— Start of DATA LISTING —

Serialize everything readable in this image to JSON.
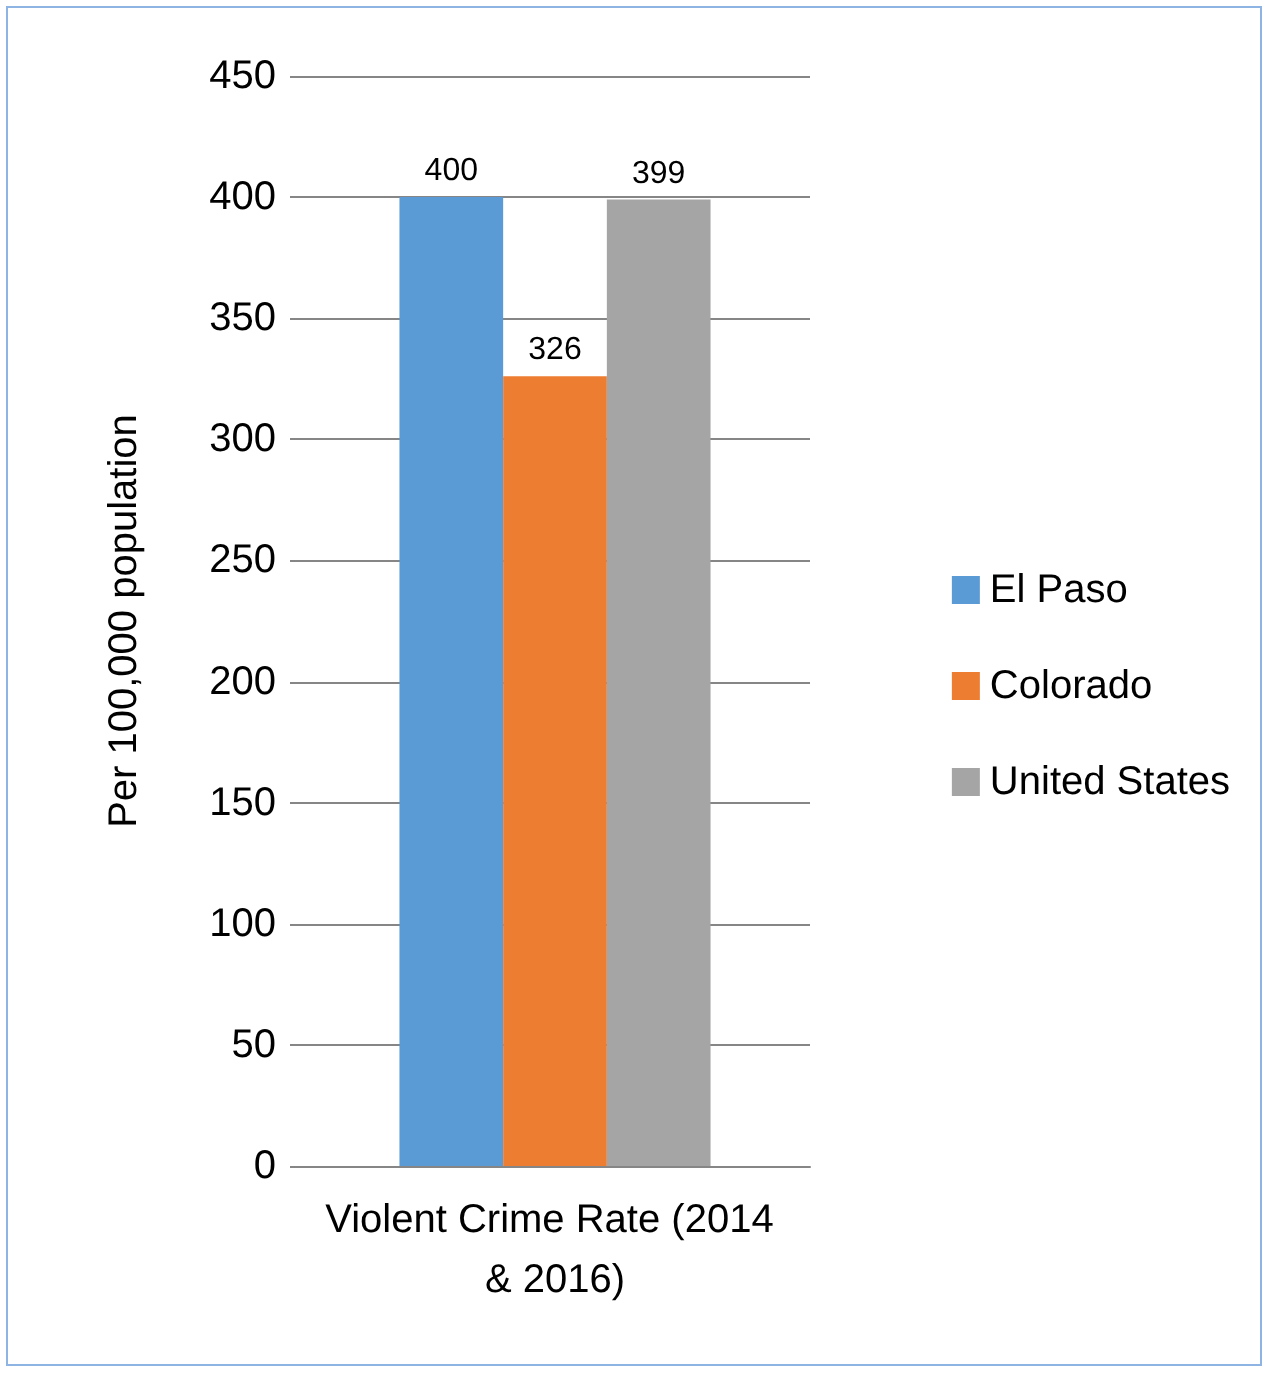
{
  "chart_data": {
    "type": "bar",
    "categories": [
      "Violent Crime Rate (2014 & 2016)"
    ],
    "ylabel": "Per 100,000 population",
    "series": [
      {
        "name": "El Paso",
        "color": "#5b9bd5",
        "values": [
          400
        ]
      },
      {
        "name": "Colorado",
        "color": "#ed7d31",
        "values": [
          326
        ]
      },
      {
        "name": "United States",
        "color": "#a5a5a5",
        "values": [
          399
        ]
      }
    ],
    "ylim": [
      0,
      450
    ],
    "yticks": [
      0,
      50,
      100,
      150,
      200,
      250,
      300,
      350,
      400,
      450
    ],
    "grid": "y",
    "legend": "right",
    "data_labels": true
  }
}
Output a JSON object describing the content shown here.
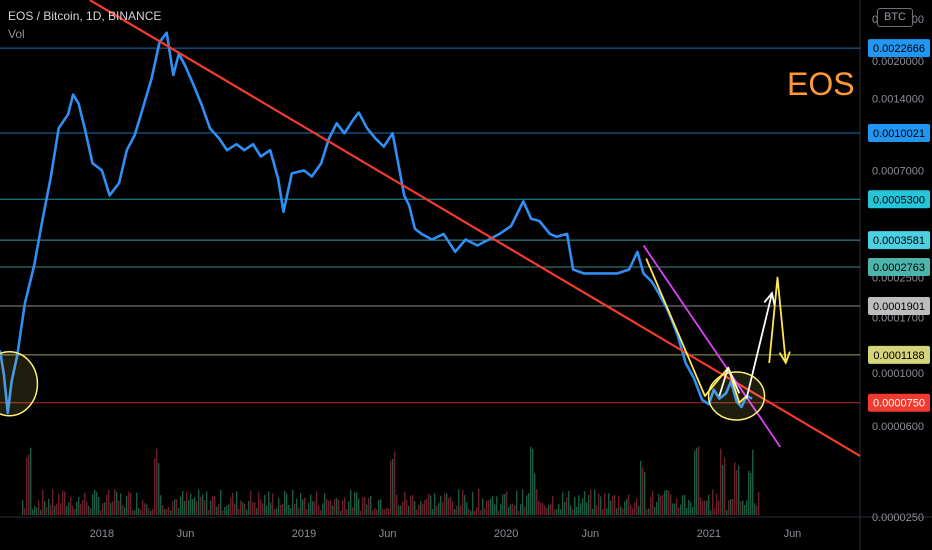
{
  "header": {
    "symbol_line": "EOS / Bitcoin, 1D, BINANCE",
    "indicator": "Vol"
  },
  "badge": "BTC",
  "watermark_text": "EOS",
  "colors": {
    "background": "#000000",
    "price_line": "#2f8ff3",
    "trend_red": "#f23b2e",
    "trend_magenta": "#e040fb",
    "yellow_path": "#ffe84d",
    "white_path": "#ffffff",
    "circle": "#fff176",
    "grid_text": "#8b8e96"
  },
  "chart_data": {
    "type": "line",
    "title": "EOS / Bitcoin, 1D, BINANCE",
    "x_axis": {
      "ticks": [
        "2018",
        "Jun",
        "2019",
        "Jun",
        "2020",
        "Jun",
        "2021",
        "Jun"
      ],
      "range": [
        "2017-07",
        "2021-10"
      ]
    },
    "y_axis": {
      "scale": "log",
      "range": [
        2.5e-05,
        0.0036
      ],
      "ticks": [
        "0.0030000",
        "0.0020000",
        "0.0014000",
        "0.0007000",
        "0.0003500",
        "0.0002500",
        "0.0001700",
        "0.0001000",
        "0.0000600",
        "0.0000250"
      ]
    },
    "series": [
      {
        "values": [
          [
            "2017-07-01",
            0.000124
          ],
          [
            "2017-07-08",
            9.8e-05
          ],
          [
            "2017-07-15",
            6.8e-05
          ],
          [
            "2017-07-22",
            9.2e-05
          ],
          [
            "2017-08-01",
            0.000118
          ],
          [
            "2017-08-15",
            0.000195
          ],
          [
            "2017-09-01",
            0.000282
          ],
          [
            "2017-09-15",
            0.000427
          ],
          [
            "2017-10-01",
            0.00066
          ],
          [
            "2017-10-15",
            0.00105
          ],
          [
            "2017-11-01",
            0.0012
          ],
          [
            "2017-11-10",
            0.00145
          ],
          [
            "2017-11-20",
            0.00133
          ],
          [
            "2017-12-01",
            0.00105
          ],
          [
            "2017-12-15",
            0.00075
          ],
          [
            "2018-01-01",
            0.0007
          ],
          [
            "2018-01-15",
            0.00055
          ],
          [
            "2018-02-01",
            0.00062
          ],
          [
            "2018-02-15",
            0.00085
          ],
          [
            "2018-03-01",
            0.00098
          ],
          [
            "2018-03-15",
            0.00125
          ],
          [
            "2018-04-01",
            0.0017
          ],
          [
            "2018-04-15",
            0.0024
          ],
          [
            "2018-04-28",
            0.00263
          ],
          [
            "2018-05-10",
            0.00175
          ],
          [
            "2018-05-20",
            0.00215
          ],
          [
            "2018-06-01",
            0.0019
          ],
          [
            "2018-06-15",
            0.0016
          ],
          [
            "2018-07-01",
            0.0013
          ],
          [
            "2018-07-15",
            0.00105
          ],
          [
            "2018-08-01",
            0.00095
          ],
          [
            "2018-08-15",
            0.00085
          ],
          [
            "2018-09-01",
            0.0009
          ],
          [
            "2018-09-15",
            0.00085
          ],
          [
            "2018-10-01",
            0.0009
          ],
          [
            "2018-10-15",
            0.0008
          ],
          [
            "2018-11-01",
            0.00085
          ],
          [
            "2018-11-15",
            0.00065
          ],
          [
            "2018-11-25",
            0.00047
          ],
          [
            "2018-12-10",
            0.00068
          ],
          [
            "2019-01-01",
            0.0007
          ],
          [
            "2019-01-15",
            0.00066
          ],
          [
            "2019-02-01",
            0.00075
          ],
          [
            "2019-02-15",
            0.00095
          ],
          [
            "2019-03-01",
            0.0011
          ],
          [
            "2019-03-15",
            0.001
          ],
          [
            "2019-04-01",
            0.00115
          ],
          [
            "2019-04-10",
            0.00122
          ],
          [
            "2019-04-25",
            0.00105
          ],
          [
            "2019-05-10",
            0.00095
          ],
          [
            "2019-05-25",
            0.00088
          ],
          [
            "2019-06-10",
            0.001
          ],
          [
            "2019-06-20",
            0.00075
          ],
          [
            "2019-07-01",
            0.00055
          ],
          [
            "2019-07-10",
            0.0005
          ],
          [
            "2019-07-20",
            0.0004
          ],
          [
            "2019-08-01",
            0.00038
          ],
          [
            "2019-08-20",
            0.00036
          ],
          [
            "2019-09-10",
            0.00038
          ],
          [
            "2019-10-01",
            0.00032
          ],
          [
            "2019-10-20",
            0.00036
          ],
          [
            "2019-11-10",
            0.00034
          ],
          [
            "2019-12-01",
            0.00036
          ],
          [
            "2019-12-20",
            0.00038
          ],
          [
            "2020-01-10",
            0.00041
          ],
          [
            "2020-02-01",
            0.00052
          ],
          [
            "2020-02-15",
            0.00044
          ],
          [
            "2020-03-01",
            0.00043
          ],
          [
            "2020-03-20",
            0.00038
          ],
          [
            "2020-04-01",
            0.00037
          ],
          [
            "2020-04-20",
            0.00038
          ],
          [
            "2020-05-01",
            0.00027
          ],
          [
            "2020-05-20",
            0.00026
          ],
          [
            "2020-06-10",
            0.00026
          ],
          [
            "2020-07-01",
            0.00026
          ],
          [
            "2020-07-20",
            0.00026
          ],
          [
            "2020-08-10",
            0.00027
          ],
          [
            "2020-08-25",
            0.00032
          ],
          [
            "2020-09-05",
            0.00026
          ],
          [
            "2020-09-20",
            0.00024
          ],
          [
            "2020-10-05",
            0.00021
          ],
          [
            "2020-10-20",
            0.00018
          ],
          [
            "2020-11-05",
            0.000145
          ],
          [
            "2020-11-20",
            0.00011
          ],
          [
            "2020-12-05",
            9.5e-05
          ],
          [
            "2020-12-20",
            7.7e-05
          ],
          [
            "2021-01-01",
            7.4e-05
          ],
          [
            "2021-01-10",
            8.5e-05
          ],
          [
            "2021-01-20",
            7.8e-05
          ],
          [
            "2021-02-01",
            8.2e-05
          ],
          [
            "2021-02-10",
            9.2e-05
          ],
          [
            "2021-02-20",
            7.6e-05
          ],
          [
            "2021-03-01",
            7.2e-05
          ],
          [
            "2021-03-10",
            8e-05
          ],
          [
            "2021-03-20",
            7.8e-05
          ]
        ]
      }
    ],
    "horizontal_levels": [
      {
        "value": 0.0022666,
        "label": "0.0022666",
        "style": "line",
        "color": "#2196f3",
        "label_text_color": "#000000"
      },
      {
        "value": 0.0010021,
        "label": "0.0010021",
        "style": "line",
        "color": "#2196f3",
        "label_text_color": "#000000"
      },
      {
        "value": 0.00053,
        "label": "0.0005300",
        "style": "line",
        "color": "#26c6da",
        "label_text_color": "#000000"
      },
      {
        "value": 0.0003581,
        "label": "0.0003581",
        "style": "line",
        "color": "#4dd0e1",
        "label_text_color": "#000000"
      },
      {
        "value": 0.0002763,
        "label": "0.0002763",
        "style": "line",
        "color": "#4db6ac",
        "label_text_color": "#000000"
      },
      {
        "value": 0.0001901,
        "label": "0.0001901",
        "style": "line",
        "color": "#bdbdbd",
        "label_text_color": "#000000"
      },
      {
        "value": 0.0001188,
        "label": "0.0001188",
        "style": "line",
        "color": "#d4d47a",
        "label_text_color": "#000000"
      },
      {
        "value": 7.5e-05,
        "label": "0.0000750",
        "style": "line",
        "color": "#f23b2e",
        "label_text_color": "#ffffff"
      }
    ],
    "trendlines": [
      {
        "name": "red-descending-trendline",
        "color": "#f23b2e",
        "points": [
          [
            "2017-12-10",
            0.0036
          ],
          [
            "2021-10-01",
            4.5e-05
          ]
        ]
      },
      {
        "name": "magenta-wedge-upper",
        "color": "#e040fb",
        "points": [
          [
            "2020-09-05",
            0.00034
          ],
          [
            "2021-05-10",
            4.9e-05
          ]
        ]
      },
      {
        "name": "yellow-path",
        "color": "#ffe84d",
        "points": [
          [
            "2020-09-10",
            0.0003
          ],
          [
            "2020-12-25",
            8e-05
          ],
          [
            "2021-02-05",
            0.000105
          ],
          [
            "2021-02-25",
            7.5e-05
          ],
          [
            "2021-03-10",
            8e-05
          ]
        ]
      },
      {
        "name": "yellow-arrow-projection",
        "color": "#ffe84d",
        "points": [
          [
            "2021-04-20",
            0.00011
          ],
          [
            "2021-05-05",
            0.00025
          ],
          [
            "2021-05-20",
            0.00011
          ]
        ]
      },
      {
        "name": "white-path",
        "color": "#ffffff",
        "points": [
          [
            "2021-01-20",
            8e-05
          ],
          [
            "2021-02-05",
            0.000105
          ],
          [
            "2021-02-25",
            8.2e-05
          ]
        ]
      },
      {
        "name": "white-arrow-projection",
        "color": "#ffffff",
        "points": [
          [
            "2021-03-10",
            7.8e-05
          ],
          [
            "2021-04-25",
            0.000215
          ]
        ]
      }
    ],
    "highlight_circles": [
      {
        "name": "circle-2017-low",
        "center": [
          "2017-07-18",
          9e-05
        ],
        "color": "#fff176"
      },
      {
        "name": "circle-2021-bottom",
        "center": [
          "2021-02-20",
          8e-05
        ],
        "color": "#fff176"
      }
    ],
    "volume": {
      "spike_dates": [
        "2017-08-20",
        "2018-04-10",
        "2019-06-10",
        "2020-02-15",
        "2020-09-01",
        "2020-12-10",
        "2021-01-25",
        "2021-02-20",
        "2021-03-15"
      ]
    },
    "grid": false,
    "legend": "none"
  }
}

— End of DATA LISTING —

WHAT THE EXERCISE ASKS
Above are entries; state the number of lines among them that contain "BINANCE", and nothing else.

SOLVED PROBLEM
2